■ **Records**:
^^^^^^^^^^^^^^^^
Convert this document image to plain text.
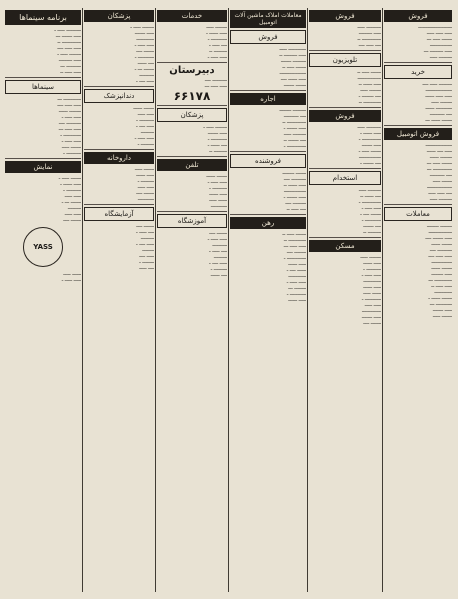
فروش
ـــــــــــــــــــــــ
ـــــ ـــــ ـــــ
ـــــــ ـــــ ـــ
ـــــــــــــــ
ـــــ ـــــــــ ـــ
ـــــــــ ـــــ
خرید
ـــــــــ ـــــ ــــ
ــــــــــــــــــ
ـــــ ـــــ ــــــ
ــــــــ ـــــ
ـــــــــــ ــــــ
ــــ ــــــــــ
ـــــــ ــــــ ـــ
فروش اتومبیل
ــــــــــــــــــ
ـــــ ــــ ــــــ
ــــــــ ــــــ
ـــــــ ـــــ ـــ
ـــــــــــــ ـــ
ــــ ــــــــــ
ـــــــ ـــــ
ـــــــــــــــــ
ــــ ـــــ ـــــ
ـــــــــ ـــــ
معاملات
ــــــــ ــــــــ
ــــــــــــــــ
ـــــ ـــــــ ــــ
ـــــــ ــــــ
ــــــــــ ــــ
ـــــ ـــــ ــــ
ــــــــــــــ
ـــــــ ــــــ
ـــــ ــــــــ
ــــــــــــ ـــ
ـــــ ـــــ ــ
ــــــــــــ
ـــــــ ــــــ ـ
ـــــــــــ ـــ
ـــــ ـــــــ
ـــــــ ـــــ
فروش
ــــــــــ ـــــ
ـــــ ـــــــــ
ـــــــــــــ ــ
ــــ ـــــ ــــ
تلویزیون
ـــــــ ـــــ ــ
ــــــــــــــــ
ـــــ ــــــ ــ
ــــــــ ـــــ
ــــ ــــــــ ـ
ــــــــــــ ــ
فروش
ــــــــــ ـــــ
ـــــ ــــــ ـ
ـــــــــــــ ـ
ـــــ ـــــــ
ـــــــ ـــــ ـ
ـــــــــــــــ
ــــ ـــــــ ـ
استخدام
ـــــــــ ـــــ
ــــ ــــــ ــ
ـــــــــــــ ـ
ـــــ ـــــ ـ
ـــــــ ــــ ـ
ـــــــــــ ـ
ــــ ـــــــ
ـــــــــ ــ
مسکن
ــــــــ ـــــ
ـــــ ــــــ
ــــــــــ ـ
ـــــ ـــــ ـ
ــــــــــــ
ـــــ ــــــ
ــــــ ـــــ
ـــــــــــ ـ
ـــــ ـــــ
ـــــــــــــ
ـــــ ـــــــ
ـــــــ ــــ
معاملات املاک ماشین آلات اتومبیل
فروش
ــــــــــــ ـــــ
ـــــ ـــــــــ ــ
ـــــــــ ـــــــ
ـــــــ ـــــ ــ
ــــــــــــــــــ
ـــــ ــــــ ــــ
ـــــــ ـــــــ
اجاره
ـــــــــ ــــــــ
ــــ ــــــــــ
ـــــــــــــ ــ
ـــــ ـــــــ ـ
ـــــــــ ـــــ
ــــ ـــــــ ــ
ـــــــــــــ ـ
فروشنده
ـــــــ ــــــــ
ــــــــــ ــــ
ـــــ ــــــ ــ
ـــــــــــــــ
ـــــ ـــــــ ـ
ـــــــــ ــــ
ــــ ـــــ ــ
رهن
ـــــــ ـــــ ــ
ــــــــــــ ــ
ـــــ ـــــ ـــ
ــــــــ ــــ
ـــــــــــــ ـ
ـــــ ــــــ
ــــــ ــــ ـ
ــــــــــــ
ـــــ ـــــ ـ
ــــــــ ـــ
ـــــــــــ ـ
ـــــ ــــــ
خدمات
ــــــــ ـــــ
ـــــ ــــــ ـ
ـــــــــــ ـ
ــــ ـــــ ـ
ـــــــــ ــ
ـــــ ـــــ ـ
دبیرستان
ــــــــــ ــــ
ـــــ ـــــ ـــ
۶۶۱۷۸
پزشکان
ــــــــ ـــــ ـ
ـــــ ـــــــ
ـــــــــــ ـ
ــــ ــــــ ـ
ـــــــــ ــ
تلفن
ـــــــ ــــــ
ـــــ ـــــ ـ
ــــــــــ ـ
ـــــ ــــــ
ــــــ ـــــ
ـــــــــــ
آموزشگاه
ـــــــ ــــ
ـــــ ـــــ ـ
ــــــــــ
ــــ ـــــ ـ
ـــــــــ
ـــــ ــــ ـ
ـــــــــ ـ
ــــ ــــــ
پزشکان
ــــــــ ـــــ ـ
ـــــ ـــــــ
ــــــــــــ
ـــــ ـــــ ـ
ـــــــ ــــ
ـــــــــــ ـ
ــــ ــــــ
ـــــــ ـــ ـ
ــــــــــ
ـــــ ــــ ـ
دندانپزشک
ـــــــ ــــــ
ـــــ ـــــ
ــــــــــ ـ
ـــــ ــــ ـ
ـــــــــ
ـــــ ـــــ ـ
ـــــــــ ـ
داروخانه
ـــــــ ـــــ
ـــــ ــــــ
ـــــــــ ـ
ـــــ ـــــ
ـــــــ ــــ
ـــــــــــ
آزمایشگاه
ـــــــ ــــ
ــــ ـــــ ـ
ـــــــــ
ـــــ ــــ ـ
ــــــــ
ـــــ ــــ
ــــــــ ـ
ــــ ـــــ
برنامه سینماها
ــــــــــ ـــــ ـ
ـــــ ـــــــ ـــ
ـــــــــــــ ــ
ـــــ ـــــ ــــ
ــــــــ ـــــ ـ
ـــــ ـــــــــ
ــــــــــ ـــ
ـــــ ـــــ ــ
سینماها
ــــــــــــ ـــ
ـــــ ـــــ ــــ
ــــــــ ــــــ
ـــــ ـــــ ـ
ــــــــــ ــــ
ـــــ ـــــ ـــ
ــــــــــــ ـ
ـــــ ـــــ ـ
ـــــــ ـــــ
ــــــــــ ـ
نمایش
ـــــــ ـــــ ـ
ـــــ ــــــ ـ
ــــــــــ ـ
ـــــ ـــــ
ـــــــ ـــ ـ
ـــــــــ
ـــــ ـــــ
ـــــــ ــــ
YASS
ــــــ ـــــ
ـــــ ـــــ ـ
^^^^^^^^^^^^^^^^
■ **Your task**:
The records shown above are to be repeated exactly, with the pictures left out.

■ **Written reply**:
Convert this document image to plain text.
فروش
ـــــــــــــــــــــــ
ـــــ ـــــ ـــــ
ـــــــ ـــــ ـــ
ـــــــــــــــ
ـــــ ـــــــــ ـــ
ـــــــــ ـــــ
خرید
ـــــــــ ـــــ ــــ
ــــــــــــــــــ
ـــــ ـــــ ــــــ
ــــــــ ـــــ
ـــــــــــ ــــــ
ــــ ــــــــــ
ـــــــ ــــــ ـــ
فروش اتومبیل
ــــــــــــــــــ
ـــــ ــــ ــــــ
ــــــــ ــــــ
ـــــــ ـــــ ـــ
ـــــــــــــ ـــ
ــــ ــــــــــ
ـــــــ ـــــ
ـــــــــــــــــ
ــــ ـــــ ـــــ
ـــــــــ ـــــ
معاملات
ــــــــ ــــــــ
ــــــــــــــــ
ـــــ ـــــــ ــــ
ـــــــ ــــــ
ــــــــــ ــــ
ـــــ ـــــ ــــ
ــــــــــــــ
ـــــــ ــــــ
ـــــ ــــــــ
ــــــــــــ ـــ
ـــــ ـــــ ــ
ــــــــــــ
ـــــــ ــــــ ـ
ـــــــــــ ـــ
ـــــ ـــــــ
ـــــــ ـــــ
فروش
ــــــــــ ـــــ
ـــــ ـــــــــ
ـــــــــــــ ــ
ــــ ـــــ ــــ
تلویزیون
ـــــــ ـــــ ــ
ــــــــــــــــ
ـــــ ــــــ ــ
ــــــــ ـــــ
ــــ ــــــــ ـ
ــــــــــــ ــ
فروش
ــــــــــ ـــــ
ـــــ ــــــ ـ
ـــــــــــــ ـ
ـــــ ـــــــ
ـــــــ ـــــ ـ
ـــــــــــــــ
ــــ ـــــــ ـ
استخدام
ـــــــــ ـــــ
ــــ ــــــ ــ
ـــــــــــــ ـ
ـــــ ـــــ ـ
ـــــــ ــــ ـ
ـــــــــــ ـ
ــــ ـــــــ
ـــــــــ ــ
مسکن
ــــــــ ـــــ
ـــــ ــــــ
ــــــــــ ـ
ـــــ ـــــ ـ
ــــــــــــ
ـــــ ــــــ
ــــــ ـــــ
ـــــــــــ ـ
ـــــ ـــــ
ـــــــــــــ
ـــــ ـــــــ
ـــــــ ــــ
معاملات املاک ماشین آلات اتومبیل
فروش
ــــــــــــ ـــــ
ـــــ ـــــــــ ــ
ـــــــــ ـــــــ
ـــــــ ـــــ ــ
ــــــــــــــــــ
ـــــ ــــــ ــــ
ـــــــ ـــــــ
اجاره
ـــــــــ ــــــــ
ــــ ــــــــــ
ـــــــــــــ ــ
ـــــ ـــــــ ـ
ـــــــــ ـــــ
ــــ ـــــــ ــ
ـــــــــــــ ـ
فروشنده
ـــــــ ــــــــ
ــــــــــ ــــ
ـــــ ــــــ ــ
ـــــــــــــــ
ـــــ ـــــــ ـ
ـــــــــ ــــ
ــــ ـــــ ــ
رهن
ـــــــ ـــــ ــ
ــــــــــــ ــ
ـــــ ـــــ ـــ
ــــــــ ــــ
ـــــــــــــ ـ
ـــــ ــــــ
ــــــ ــــ ـ
ــــــــــــ
ـــــ ـــــ ـ
ــــــــ ـــ
ـــــــــــ ـ
ـــــ ــــــ
خدمات
ــــــــ ـــــ
ـــــ ــــــ ـ
ـــــــــــ ـ
ــــ ـــــ ـ
ـــــــــ ــ
ـــــ ـــــ ـ
دبیرستان
ــــــــــ ــــ
ـــــ ـــــ ـــ
۶۶۱۷۸
پزشکان
ــــــــ ـــــ ـ
ـــــ ـــــــ
ـــــــــــ ـ
ــــ ــــــ ـ
ـــــــــ ــ
تلفن
ـــــــ ــــــ
ـــــ ـــــ ـ
ــــــــــ ـ
ـــــ ــــــ
ــــــ ـــــ
ـــــــــــ
آموزشگاه
ـــــــ ــــ
ـــــ ـــــ ـ
ــــــــــ
ــــ ـــــ ـ
ـــــــــ
ـــــ ــــ ـ
ـــــــــ ـ
ــــ ــــــ
پزشکان
ــــــــ ـــــ ـ
ـــــ ـــــــ
ــــــــــــ
ـــــ ـــــ ـ
ـــــــ ــــ
ـــــــــــ ـ
ــــ ــــــ
ـــــــ ـــ ـ
ــــــــــ
ـــــ ــــ ـ
دندانپزشک
ـــــــ ــــــ
ـــــ ـــــ
ــــــــــ ـ
ـــــ ــــ ـ
ـــــــــ
ـــــ ـــــ ـ
ـــــــــ ـ
داروخانه
ـــــــ ـــــ
ـــــ ــــــ
ـــــــــ ـ
ـــــ ـــــ
ـــــــ ــــ
ـــــــــــ
آزمایشگاه
ـــــــ ــــ
ــــ ـــــ ـ
ـــــــــ
ـــــ ــــ ـ
ــــــــ
ـــــ ــــ
ــــــــ ـ
ــــ ـــــ
برنامه سینماها
ــــــــــ ـــــ ـ
ـــــ ـــــــ ـــ
ـــــــــــــ ــ
ـــــ ـــــ ــــ
ــــــــ ـــــ ـ
ـــــ ـــــــــ
ــــــــــ ـــ
ـــــ ـــــ ــ
سینماها
ــــــــــــ ـــ
ـــــ ـــــ ــــ
ــــــــ ــــــ
ـــــ ـــــ ـ
ــــــــــ ــــ
ـــــ ـــــ ـــ
ــــــــــــ ـ
ـــــ ـــــ ـ
ـــــــ ـــــ
ــــــــــ ـ
نمایش
ـــــــ ـــــ ـ
ـــــ ــــــ ـ
ــــــــــ ـ
ـــــ ـــــ
ـــــــ ـــ ـ
ـــــــــ
ـــــ ـــــ
ـــــــ ــــ
YASS
ــــــ ـــــ
ـــــ ـــــ ـ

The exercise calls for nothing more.